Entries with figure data

---+---

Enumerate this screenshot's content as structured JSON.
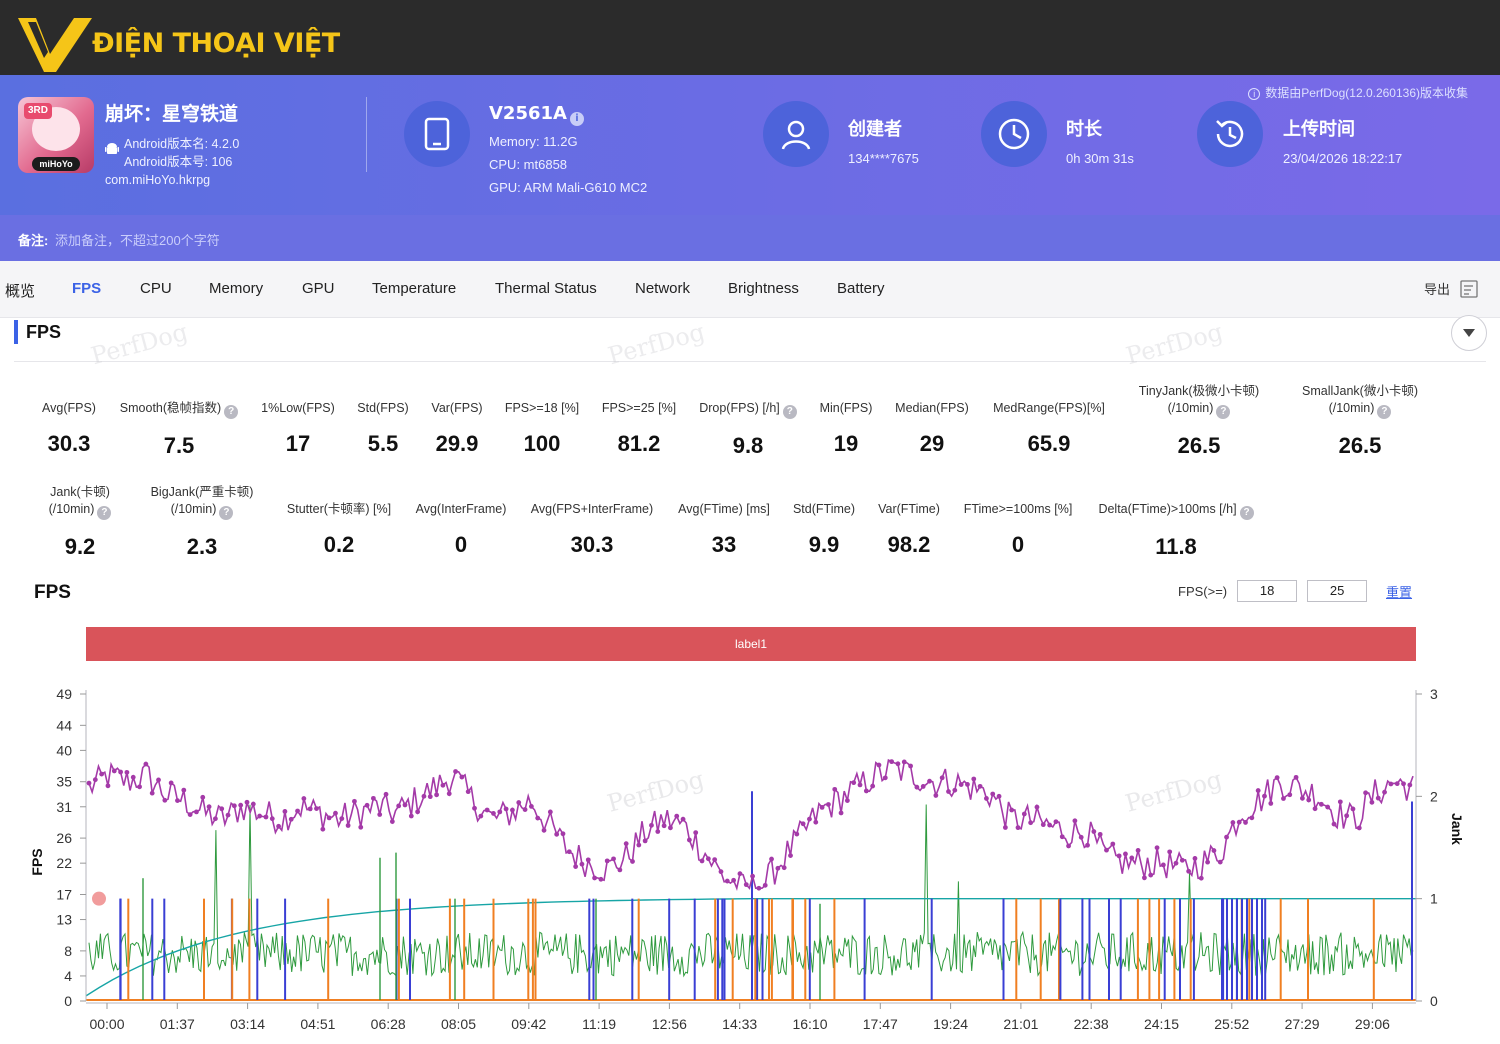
{
  "brand": {
    "name": "ĐIỆN THOẠI VIỆT",
    "color": "#f5c518"
  },
  "app": {
    "title": "崩坏：星穹铁道",
    "version_name": "Android版本名: 4.2.0",
    "version_code": "Android版本号: 106",
    "package": "com.miHoYo.hkrpg",
    "icon_brand": "miHoYo",
    "icon_badge": "3RD"
  },
  "device": {
    "model": "V2561A",
    "memory": "Memory: 11.2G",
    "cpu": "CPU: mt6858",
    "gpu": "GPU: ARM Mali-G610 MC2"
  },
  "creator": {
    "label": "创建者",
    "value": "134****7675"
  },
  "duration": {
    "label": "时长",
    "value": "0h 30m 31s"
  },
  "upload": {
    "label": "上传时间",
    "value": "23/04/2026 18:22:17"
  },
  "source_note": "数据由PerfDog(12.0.260136)版本收集",
  "note": {
    "label": "备注:",
    "placeholder": "添加备注，不超过200个字符"
  },
  "tabs": [
    "概览",
    "FPS",
    "CPU",
    "Memory",
    "GPU",
    "Temperature",
    "Thermal Status",
    "Network",
    "Brightness",
    "Battery"
  ],
  "active_tab": "FPS",
  "export_label": "导出",
  "section_title": "FPS",
  "watermark": "PerfDog",
  "metrics_row1": [
    {
      "label": "Avg(FPS)",
      "value": "30.3"
    },
    {
      "label": "Smooth(稳帧指数)",
      "value": "7.5"
    },
    {
      "label": "1%Low(FPS)",
      "value": "17"
    },
    {
      "label": "Std(FPS)",
      "value": "5.5"
    },
    {
      "label": "Var(FPS)",
      "value": "29.9"
    },
    {
      "label": "FPS>=18 [%]",
      "value": "100"
    },
    {
      "label": "FPS>=25 [%]",
      "value": "81.2"
    },
    {
      "label": "Drop(FPS) [/h]",
      "value": "9.8"
    },
    {
      "label": "Min(FPS)",
      "value": "19"
    },
    {
      "label": "Median(FPS)",
      "value": "29"
    },
    {
      "label": "MedRange(FPS)[%]",
      "value": "65.9"
    },
    {
      "label": "TinyJank(极微小卡顿)",
      "label2": "(/10min)",
      "value": "26.5"
    },
    {
      "label": "SmallJank(微小卡顿)",
      "label2": "(/10min)",
      "value": "26.5"
    }
  ],
  "metrics_row2": [
    {
      "label": "Jank(卡顿)",
      "label2": "(/10min)",
      "value": "9.2"
    },
    {
      "label": "BigJank(严重卡顿)",
      "label2": "(/10min)",
      "value": "2.3"
    },
    {
      "label": "Stutter(卡顿率) [%]",
      "value": "0.2"
    },
    {
      "label": "Avg(InterFrame)",
      "value": "0"
    },
    {
      "label": "Avg(FPS+InterFrame)",
      "value": "30.3"
    },
    {
      "label": "Avg(FTime) [ms]",
      "value": "33"
    },
    {
      "label": "Std(FTime)",
      "value": "9.9"
    },
    {
      "label": "Var(FTime)",
      "value": "98.2"
    },
    {
      "label": "FTime>=100ms [%]",
      "value": "0"
    },
    {
      "label": "Delta(FTime)>100ms [/h]",
      "value": "11.8"
    }
  ],
  "chart_title": "FPS",
  "fps_threshold": {
    "label": "FPS(>=)",
    "low": "18",
    "high": "25"
  },
  "reset_label": "重置",
  "label_bar": "label1",
  "chart_data": {
    "type": "line",
    "ylabel": "FPS",
    "y2label": "Jank",
    "y_ticks": [
      "0",
      "4",
      "8",
      "13",
      "17",
      "22",
      "26",
      "31",
      "35",
      "40",
      "44",
      "49"
    ],
    "y2_ticks": [
      "0",
      "1",
      "2",
      "3"
    ],
    "x_ticks": [
      "00:00",
      "01:37",
      "03:14",
      "04:51",
      "06:28",
      "08:05",
      "09:42",
      "11:19",
      "12:56",
      "14:33",
      "16:10",
      "17:47",
      "19:24",
      "21:01",
      "22:38",
      "24:15",
      "25:52",
      "27:29",
      "29:06"
    ],
    "ylim": [
      0,
      49
    ],
    "y2lim": [
      0,
      3
    ],
    "fps_profile": [
      34,
      36,
      35,
      36,
      33,
      32,
      30,
      29,
      31,
      30,
      29,
      31,
      30,
      29,
      30,
      31,
      30,
      32,
      34,
      36,
      32,
      29,
      30,
      32,
      28,
      24,
      22,
      21,
      23,
      27,
      29,
      28,
      24,
      20,
      18,
      18,
      22,
      26,
      30,
      32,
      34,
      36,
      37,
      36,
      35,
      35,
      34,
      33,
      29,
      29,
      28,
      27,
      27,
      23,
      22,
      22,
      22,
      21,
      22,
      24,
      30,
      32,
      35,
      34,
      33,
      30,
      29,
      33,
      35,
      34
    ],
    "series": [
      {
        "name": "FPS",
        "color": "#a43aa8"
      },
      {
        "name": "InterFrame",
        "color": "#2f9a3e"
      },
      {
        "name": "Avg(FPS)",
        "color": "#17a5a6"
      },
      {
        "name": "Jank",
        "color": "#f07f22"
      },
      {
        "name": "BigJank",
        "color": "#3a3fd4"
      }
    ]
  }
}
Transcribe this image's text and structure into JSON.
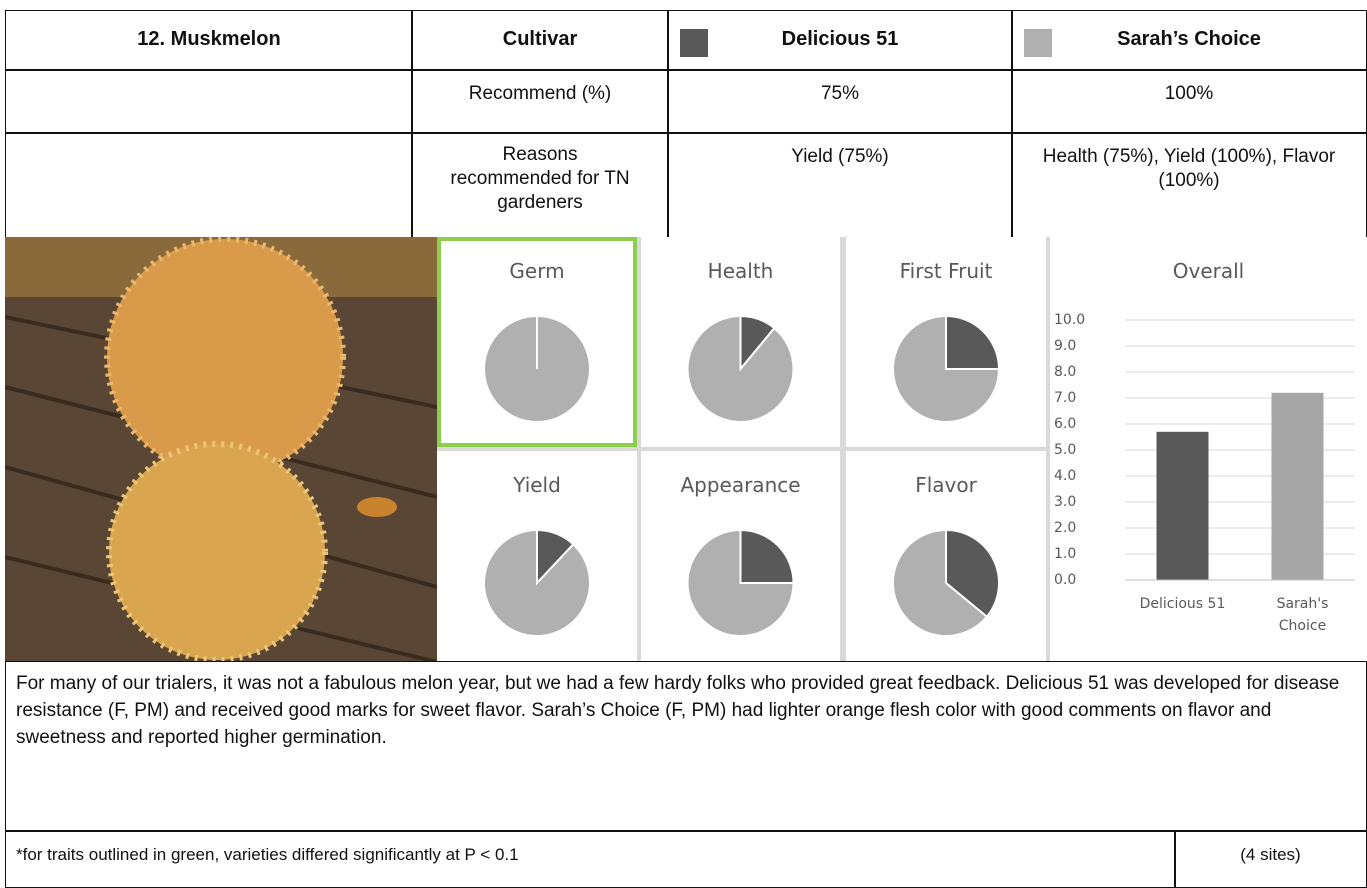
{
  "table": {
    "title": "12. Muskmelon",
    "cultivar_label": "Cultivar",
    "cultivars": [
      {
        "name": "Delicious 51",
        "color": "#595959"
      },
      {
        "name": "Sarah’s Choice",
        "color": "#b0b0b0"
      }
    ],
    "rows": [
      {
        "label": "Recommend (%)",
        "values": [
          "75%",
          "100%"
        ]
      },
      {
        "label": "Reasons recommended for TN gardeners",
        "values": [
          "Yield (75%)",
          "Health (75%), Yield (100%), Flavor (100%)"
        ]
      }
    ]
  },
  "pies": [
    {
      "type": "pie",
      "title": "Germ",
      "values": [
        0,
        100
      ],
      "significant": true
    },
    {
      "type": "pie",
      "title": "Health",
      "values": [
        11,
        89
      ],
      "significant": false
    },
    {
      "type": "pie",
      "title": "First Fruit",
      "values": [
        25,
        75
      ],
      "significant": false
    },
    {
      "type": "pie",
      "title": "Yield",
      "values": [
        12,
        88
      ],
      "significant": false
    },
    {
      "type": "pie",
      "title": "Appearance",
      "values": [
        25,
        75
      ],
      "significant": false
    },
    {
      "type": "pie",
      "title": "Flavor",
      "values": [
        36,
        64
      ],
      "significant": false
    }
  ],
  "chart_data": {
    "type": "bar",
    "title": "Overall",
    "categories": [
      "Delicious 51",
      "Sarah's Choice"
    ],
    "values": [
      5.7,
      7.2
    ],
    "colors": [
      "#595959",
      "#a6a6a6"
    ],
    "ylim": [
      0,
      10
    ],
    "yticks": [
      {
        "value": 0,
        "label": "0.0"
      },
      {
        "value": 1,
        "label": "1.0"
      },
      {
        "value": 2,
        "label": "2.0"
      },
      {
        "value": 3,
        "label": "3.0"
      },
      {
        "value": 4,
        "label": "4.0"
      },
      {
        "value": 5,
        "label": "5.0"
      },
      {
        "value": 6,
        "label": "6.0"
      },
      {
        "value": 7,
        "label": "7.0"
      },
      {
        "value": 8,
        "label": "8.0"
      },
      {
        "value": 9,
        "label": "9.0"
      },
      {
        "value": 10,
        "label": "10.0"
      }
    ],
    "grid": true
  },
  "description": "For many of our trialers, it was not a fabulous melon year, but we had a few hardy folks who provided great feedback. Delicious 51 was developed for disease resistance (F, PM) and received good marks for sweet flavor. Sarah’s Choice (F, PM) had lighter orange flesh color with good comments on flavor and sweetness and reported higher germination.",
  "footnote": "*for traits outlined in green, varieties differed significantly at P < 0.1",
  "sites": "(4 sites)"
}
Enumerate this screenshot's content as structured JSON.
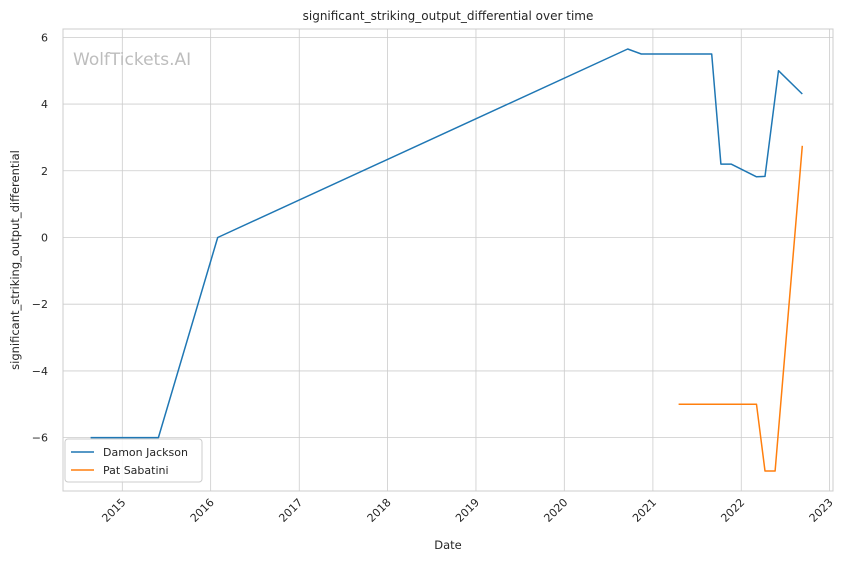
{
  "chart_data": {
    "type": "line",
    "title": "significant_striking_output_differential over time",
    "xlabel": "Date",
    "ylabel": "significant_striking_output_differential",
    "watermark": "WolfTickets.AI",
    "xlim": [
      "2014-05-01",
      "2023-01-15"
    ],
    "ylim": [
      -7.6,
      6.25
    ],
    "x_ticks": [
      "2015-01-01",
      "2016-01-01",
      "2017-01-01",
      "2018-01-01",
      "2019-01-01",
      "2020-01-01",
      "2021-01-01",
      "2022-01-01",
      "2023-01-01"
    ],
    "x_tick_labels": [
      "2015",
      "2016",
      "2017",
      "2018",
      "2019",
      "2020",
      "2021",
      "2022",
      "2023"
    ],
    "y_ticks": [
      6,
      4,
      2,
      0,
      -2,
      -4,
      -6
    ],
    "y_tick_labels": [
      "6",
      "4",
      "2",
      "0",
      "−2",
      "−4",
      "−6"
    ],
    "grid": true,
    "legend_position": "bottom-left",
    "series": [
      {
        "name": "Damon Jackson",
        "color": "#1f77b4",
        "points": [
          [
            "2014-08-23",
            -6.0
          ],
          [
            "2015-05-30",
            -6.0
          ],
          [
            "2016-01-30",
            0.0
          ],
          [
            "2020-09-19",
            5.65
          ],
          [
            "2020-11-14",
            5.5
          ],
          [
            "2021-09-01",
            5.5
          ],
          [
            "2021-10-09",
            2.2
          ],
          [
            "2021-11-20",
            2.2
          ],
          [
            "2022-03-05",
            1.82
          ],
          [
            "2022-04-09",
            1.83
          ],
          [
            "2022-06-04",
            5.0
          ],
          [
            "2022-09-10",
            4.3
          ]
        ]
      },
      {
        "name": "Pat Sabatini",
        "color": "#ff7f0e",
        "points": [
          [
            "2021-04-17",
            -5.0
          ],
          [
            "2022-03-05",
            -5.0
          ],
          [
            "2022-04-09",
            -7.0
          ],
          [
            "2022-05-21",
            -7.0
          ],
          [
            "2022-09-10",
            2.75
          ]
        ]
      }
    ]
  }
}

---+---

* [STATED EXERCISE]:
Scan the material above. Copy each line that holds the word "Health".

* [REPLY TO THE TASK]:
          "Health (75%), Yield (100%), Flavor (100%)"
      "title": "Health",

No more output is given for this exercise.